Saved data entries
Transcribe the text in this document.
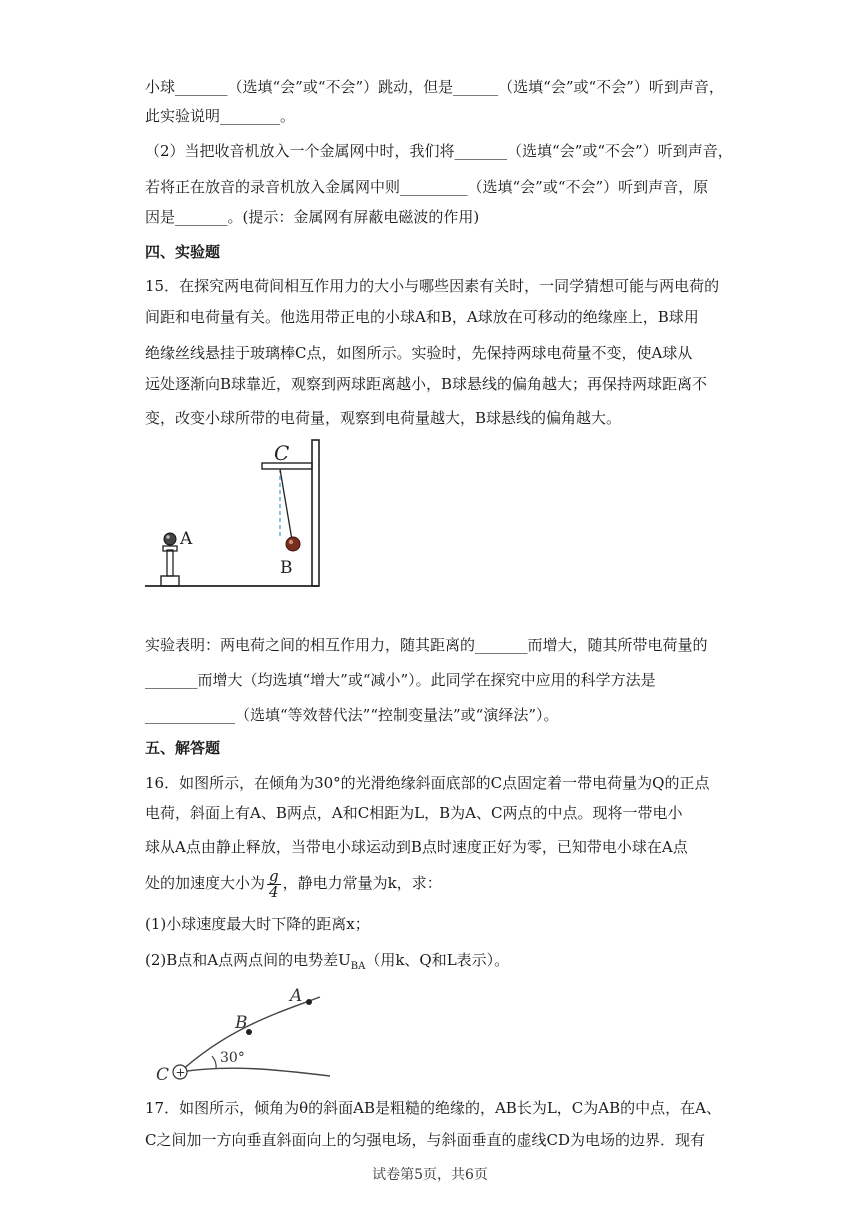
小球_______（选填“会”或“不会”）跳动，但是______（选填“会”或“不会”）听到声音，
此实验说明________。
（2）当把收音机放入一个金属网中时，我们将_______（选填“会”或“不会”）听到声音，
若将正在放音的录音机放入金属网中则_________（选填“会”或“不会”）听到声音，原
因是_______。(提示：金属网有屏蔽电磁波的作用)
四、实验题
15．在探究两电荷间相互作用力的大小与哪些因素有关时，一同学猜想可能与两电荷的
间距和电荷量有关。他选用带正电的小球A和B，A球放在可移动的绝缘座上，B球用
绝缘丝线悬挂于玻璃棒C点，如图所示。实验时，先保持两球电荷量不变，使A球从
远处逐渐向B球靠近，观察到两球距离越小，B球悬线的偏角越大；再保持两球距离不
变，改变小球所带的电荷量，观察到电荷量越大，B球悬线的偏角越大。
C
B
A
实验表明：两电荷之间的相互作用力，随其距离的_______而增大，随其所带电荷量的
_______而增大（均选填“增大”或“减小”）。此同学在探究中应用的科学方法是
____________（选填“等效替代法”“控制变量法”或“演绎法”）。
五、解答题
16．如图所示，在倾角为30°的光滑绝缘斜面底部的C点固定着一带电荷量为Q的正点
电荷，斜面上有A、B两点，A和C相距为L，B为A、C两点的中点。现将一带电小
球从A点由静止释放，当带电小球运动到B点时速度正好为零，已知带电小球在A点
处的加速度大小为 $\frac{g}{4}$ ，静电力常量为k，求：
(1)小球速度最大时下降的距离x；
(2)B点和A点两点间的电势差$U_{BA}$（用k、Q和L表示）。
30°
+
C
B
A
17．如图所示，倾角为θ的斜面AB是粗糙的绝缘的，AB长为L，C为AB的中点，在A、
C之间加一方向垂直斜面向上的匀强电场，与斜面垂直的虚线CD为电场的边界．现有
试卷第5页，共6页
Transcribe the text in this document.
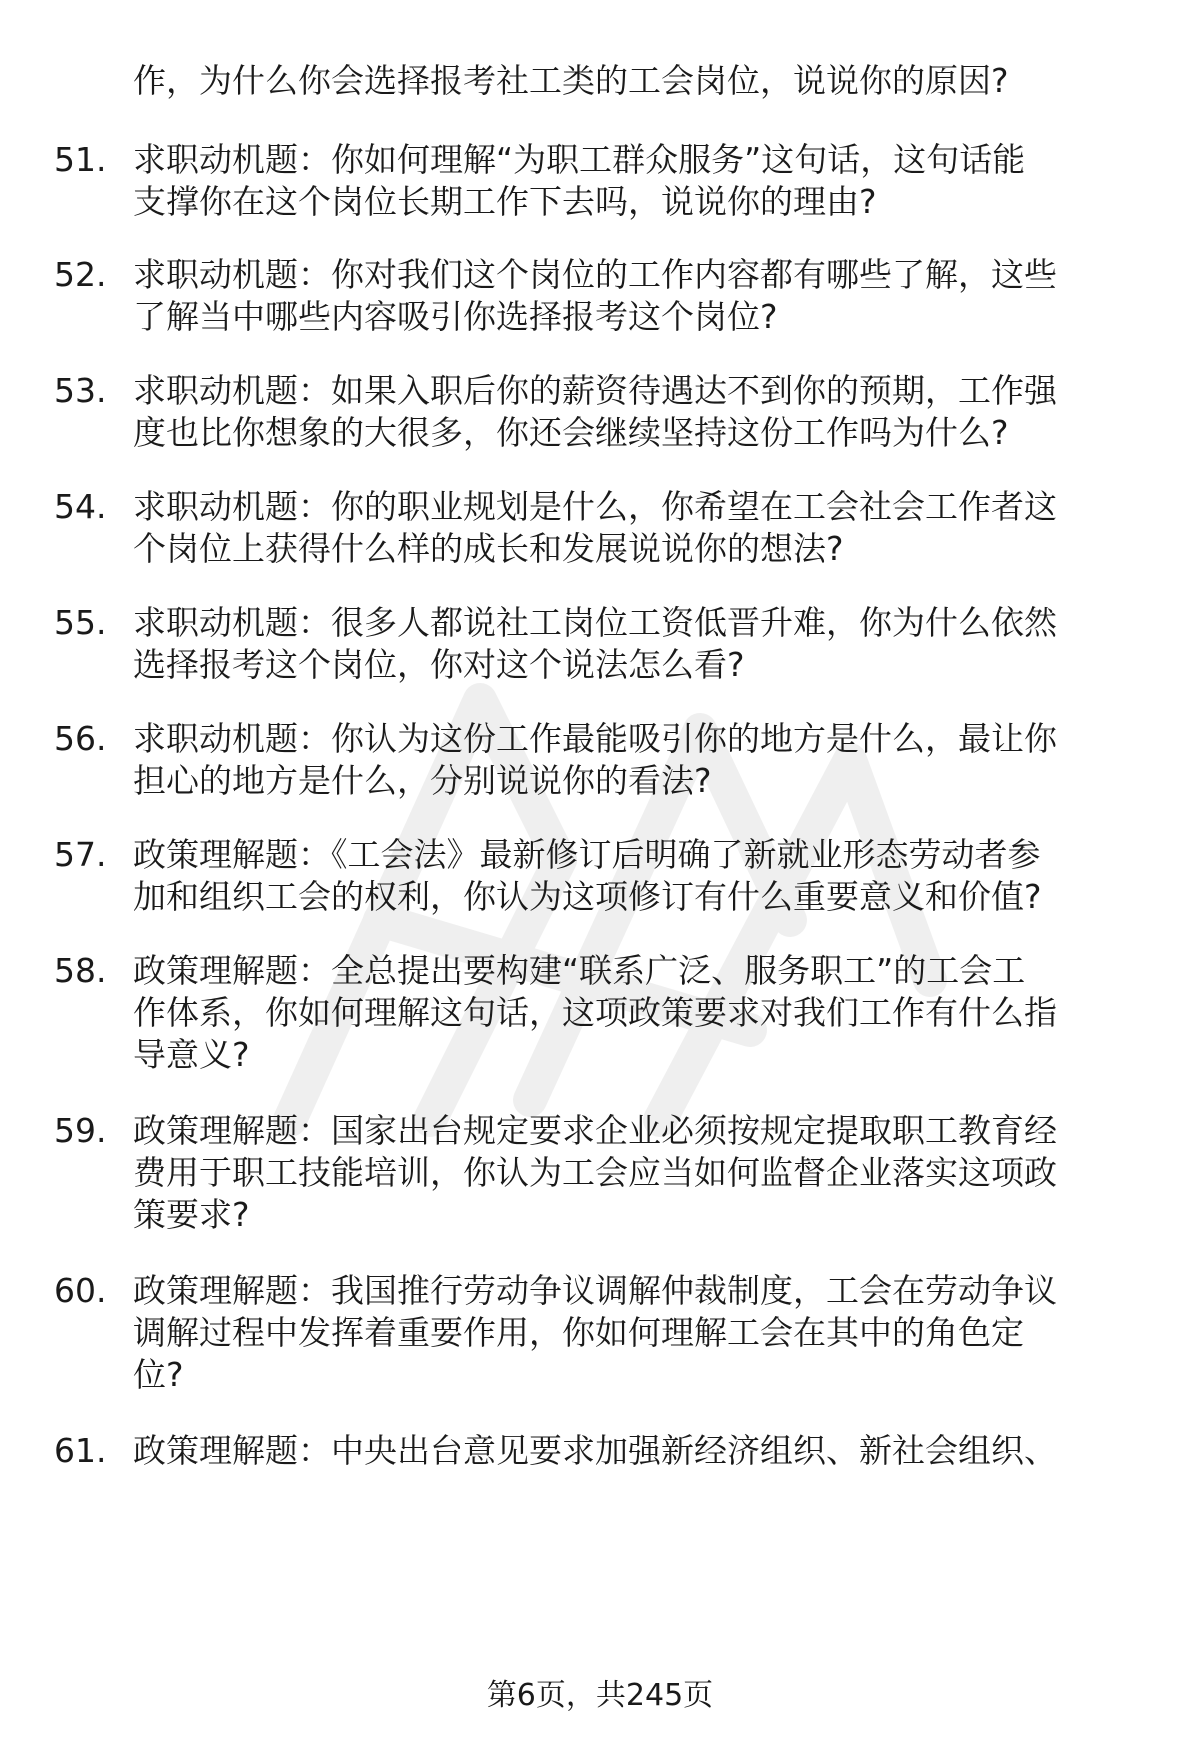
作，为什么你会选择报考社工类的工会岗位，说说你的原因?
51. 求职动机题：你如何理解“为职工群众服务”这句话，这句话能
支撑你在这个岗位长期工作下去吗，说说你的理由?
52. 求职动机题：你对我们这个岗位的工作内容都有哪些了解，这些
了解当中哪些内容吸引你选择报考这个岗位?
53. 求职动机题：如果入职后你的薪资待遇达不到你的预期，工作强
度也比你想象的大很多，你还会继续坚持这份工作吗为什么?
54. 求职动机题：你的职业规划是什么，你希望在工会社会工作者这
个岗位上获得什么样的成长和发展说说你的想法?
55. 求职动机题：很多人都说社工岗位工资低晋升难，你为什么依然
选择报考这个岗位，你对这个说法怎么看?
56. 求职动机题：你认为这份工作最能吸引你的地方是什么，最让你
担心的地方是什么，分别说说你的看法?
57. 政策理解题：《工会法》最新修订后明确了新就业形态劳动者参
加和组织工会的权利，你认为这项修订有什么重要意义和价值?
58. 政策理解题：全总提出要构建“联系广泛、服务职工”的工会工
作体系，你如何理解这句话，这项政策要求对我们工作有什么指
导意义?
59. 政策理解题：国家出台规定要求企业必须按规定提取职工教育经
费用于职工技能培训，你认为工会应当如何监督企业落实这项政
策要求?
60. 政策理解题：我国推行劳动争议调解仲裁制度，工会在劳动争议
调解过程中发挥着重要作用，你如何理解工会在其中的角色定
位?
61. 政策理解题：中央出台意见要求加强新经济组织、新社会组织、
第6页，共245页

INSTRUCTIONS TO FOLLOW »
Transcribe all of the records above character for character. Exclude the pictures.

OUTPUT OF THE TASK »
Transcribe the text in this document.
小球_______（选填“会”或“不会”）跳动，但是______（选填“会”或“不会”）听到声音，
此实验说明________。
（2）当把收音机放入一个金属网中时，我们将_______（选填“会”或“不会”）听到声音，
若将正在放音的录音机放入金属网中则_________（选填“会”或“不会”）听到声音，原
因是_______。(提示：金属网有屏蔽电磁波的作用)
四、实验题
15．在探究两电荷间相互作用力的大小与哪些因素有关时，一同学猜想可能与两电荷的
间距和电荷量有关。他选用带正电的小球A和B，A球放在可移动的绝缘座上，B球用
绝缘丝线悬挂于玻璃棒C点，如图所示。实验时，先保持两球电荷量不变，使A球从
远处逐渐向B球靠近，观察到两球距离越小，B球悬线的偏角越大；再保持两球距离不
变，改变小球所带的电荷量，观察到电荷量越大，B球悬线的偏角越大。
C
B
A
实验表明：两电荷之间的相互作用力，随其距离的_______而增大，随其所带电荷量的
_______而增大（均选填“增大”或“减小”）。此同学在探究中应用的科学方法是
____________（选填“等效替代法”“控制变量法”或“演绎法”）。
五、解答题
16．如图所示，在倾角为30°的光滑绝缘斜面底部的C点固定着一带电荷量为Q的正点
电荷，斜面上有A、B两点，A和C相距为L，B为A、C两点的中点。现将一带电小
球从A点由静止释放，当带电小球运动到B点时速度正好为零，已知带电小球在A点
处的加速度大小为 $\frac{g}{4}$ ，静电力常量为k，求：
(1)小球速度最大时下降的距离x；
(2)B点和A点两点间的电势差$U_{BA}$（用k、Q和L表示）。
30°
+
C
B
A
17．如图所示，倾角为θ的斜面AB是粗糙的绝缘的，AB长为L，C为AB的中点，在A、
C之间加一方向垂直斜面向上的匀强电场，与斜面垂直的虚线CD为电场的边界．现有
试卷第5页，共6页
Transcribe the text in this document.
作，为什么你会选择报考社工类的工会岗位，说说你的原因?
51. 求职动机题：你如何理解“为职工群众服务”这句话，这句话能
支撑你在这个岗位长期工作下去吗，说说你的理由?
52. 求职动机题：你对我们这个岗位的工作内容都有哪些了解，这些
了解当中哪些内容吸引你选择报考这个岗位?
53. 求职动机题：如果入职后你的薪资待遇达不到你的预期，工作强
度也比你想象的大很多，你还会继续坚持这份工作吗为什么?
54. 求职动机题：你的职业规划是什么，你希望在工会社会工作者这
个岗位上获得什么样的成长和发展说说你的想法?
55. 求职动机题：很多人都说社工岗位工资低晋升难，你为什么依然
选择报考这个岗位，你对这个说法怎么看?
56. 求职动机题：你认为这份工作最能吸引你的地方是什么，最让你
担心的地方是什么，分别说说你的看法?
57. 政策理解题：《工会法》最新修订后明确了新就业形态劳动者参
加和组织工会的权利，你认为这项修订有什么重要意义和价值?
58. 政策理解题：全总提出要构建“联系广泛、服务职工”的工会工
作体系，你如何理解这句话，这项政策要求对我们工作有什么指
导意义?
59. 政策理解题：国家出台规定要求企业必须按规定提取职工教育经
费用于职工技能培训，你认为工会应当如何监督企业落实这项政
策要求?
60. 政策理解题：我国推行劳动争议调解仲裁制度，工会在劳动争议
调解过程中发挥着重要作用，你如何理解工会在其中的角色定
位?
61. 政策理解题：中央出台意见要求加强新经济组织、新社会组织、
第6页，共245页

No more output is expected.